Data entries:
--

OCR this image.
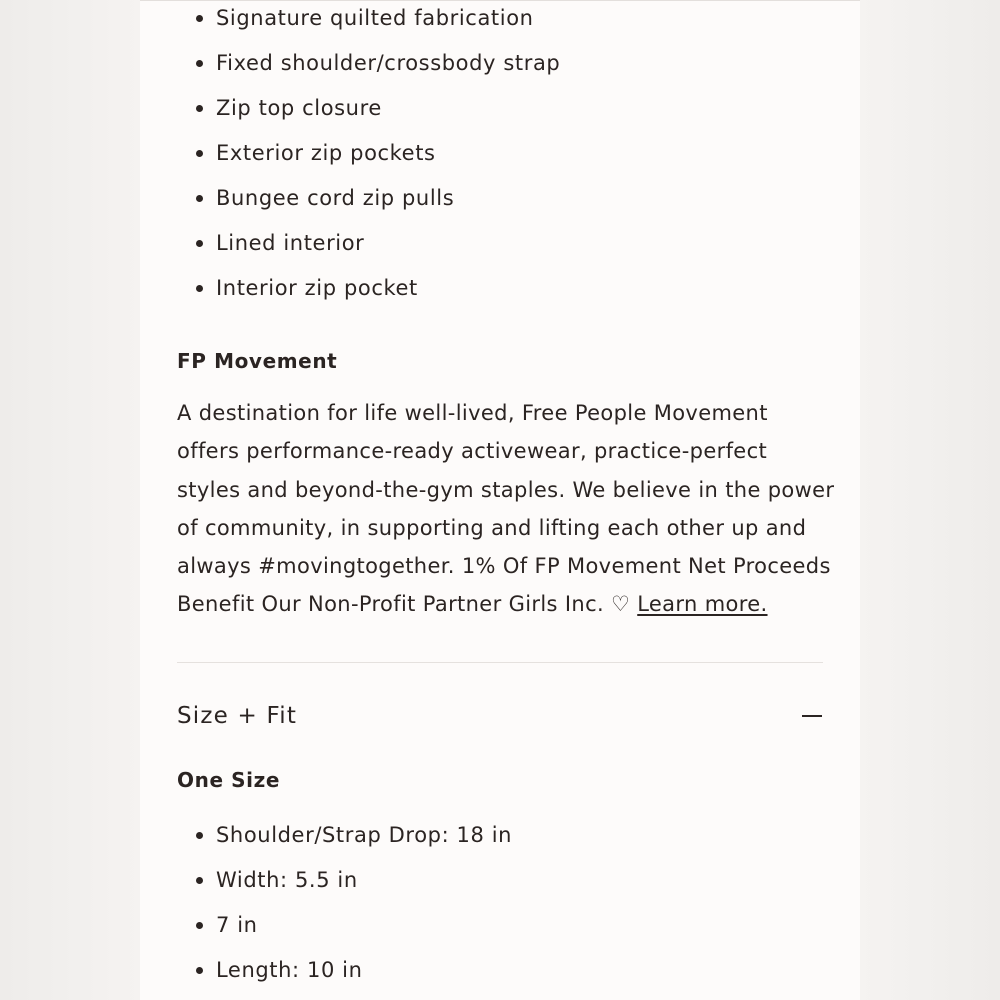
Signature quilted fabrication
Fixed shoulder/crossbody strap
Zip top closure
Exterior zip pockets
Bungee cord zip pulls
Lined interior
Interior zip pocket
FP Movement

A destination for life well-lived, Free People Movement offers performance-ready activewear, practice-perfect styles and beyond-the-gym staples. We believe in the power of community, in supporting and lifting each other up and always #movingtogether. 1% Of FP Movement Net Proceeds Benefit Our Non-Profit Partner Girls Inc. ♡ Learn more.

Size + Fit
One Size
Shoulder/Strap Drop: 18 in
Width: 5.5 in
7 in
Length: 10 in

--

Transcribe all the lines above exactly, apart from the pictures.

OCR this image.
Signature quilted fabrication
Fixed shoulder/crossbody strap
Zip top closure
Exterior zip pockets
Bungee cord zip pulls
Lined interior
Interior zip pocket
FP Movement

A destination for life well-lived, Free People Movement offers performance-ready activewear, practice-perfect styles and beyond-the-gym staples. We believe in the power of community, in supporting and lifting each other up and always #movingtogether. 1% Of FP Movement Net Proceeds Benefit Our Non-Profit Partner Girls Inc. ♡ Learn more.

Size + Fit
One Size
Shoulder/Strap Drop: 18 in
Width: 5.5 in
7 in
Length: 10 in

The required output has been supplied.